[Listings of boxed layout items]
========

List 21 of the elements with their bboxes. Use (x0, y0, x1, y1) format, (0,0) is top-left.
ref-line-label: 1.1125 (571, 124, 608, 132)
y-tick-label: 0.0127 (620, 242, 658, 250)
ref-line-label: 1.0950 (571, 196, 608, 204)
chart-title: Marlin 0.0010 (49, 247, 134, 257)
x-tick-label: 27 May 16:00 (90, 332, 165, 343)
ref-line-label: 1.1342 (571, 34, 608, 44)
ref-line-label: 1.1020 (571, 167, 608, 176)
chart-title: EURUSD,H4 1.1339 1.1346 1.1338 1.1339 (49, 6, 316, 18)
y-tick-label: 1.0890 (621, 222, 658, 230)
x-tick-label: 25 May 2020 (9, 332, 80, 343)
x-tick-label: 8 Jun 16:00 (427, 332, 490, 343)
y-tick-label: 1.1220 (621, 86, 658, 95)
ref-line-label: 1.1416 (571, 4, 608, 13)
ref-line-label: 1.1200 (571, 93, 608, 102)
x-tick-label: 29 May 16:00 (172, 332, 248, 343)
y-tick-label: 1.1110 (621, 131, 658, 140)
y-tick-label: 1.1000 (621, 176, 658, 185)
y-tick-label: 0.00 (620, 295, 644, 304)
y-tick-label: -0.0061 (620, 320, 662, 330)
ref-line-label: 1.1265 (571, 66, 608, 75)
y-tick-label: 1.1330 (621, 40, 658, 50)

========

REQUIREMENT: Rewrite the records above with every "ref-line-label" changed to "reference-line-label", leaving everything else as it is.

COMPLETED EXERCISE:
List 21 of the elements with their bboxes. Use (x0, y0, x1, y1) format, (0,0) is top-left.
reference-line-label: 1.1125 (571, 124, 608, 132)
y-tick-label: 0.0127 (620, 242, 658, 250)
reference-line-label: 1.0950 (571, 196, 608, 204)
chart-title: Marlin 0.0010 (49, 247, 134, 257)
x-tick-label: 27 May 16:00 (90, 332, 165, 343)
reference-line-label: 1.1342 (571, 34, 608, 44)
reference-line-label: 1.1020 (571, 167, 608, 176)
chart-title: EURUSD,H4 1.1339 1.1346 1.1338 1.1339 (49, 6, 316, 18)
y-tick-label: 1.0890 (621, 222, 658, 230)
x-tick-label: 25 May 2020 (9, 332, 80, 343)
x-tick-label: 8 Jun 16:00 (427, 332, 490, 343)
y-tick-label: 1.1220 (621, 86, 658, 95)
reference-line-label: 1.1416 (571, 4, 608, 13)
reference-line-label: 1.1200 (571, 93, 608, 102)
x-tick-label: 29 May 16:00 (172, 332, 248, 343)
y-tick-label: 1.1110 (621, 131, 658, 140)
y-tick-label: 1.1000 (621, 176, 658, 185)
y-tick-label: 0.00 (620, 295, 644, 304)
y-tick-label: -0.0061 (620, 320, 662, 330)
reference-line-label: 1.1265 (571, 66, 608, 75)
y-tick-label: 1.1330 (621, 40, 658, 50)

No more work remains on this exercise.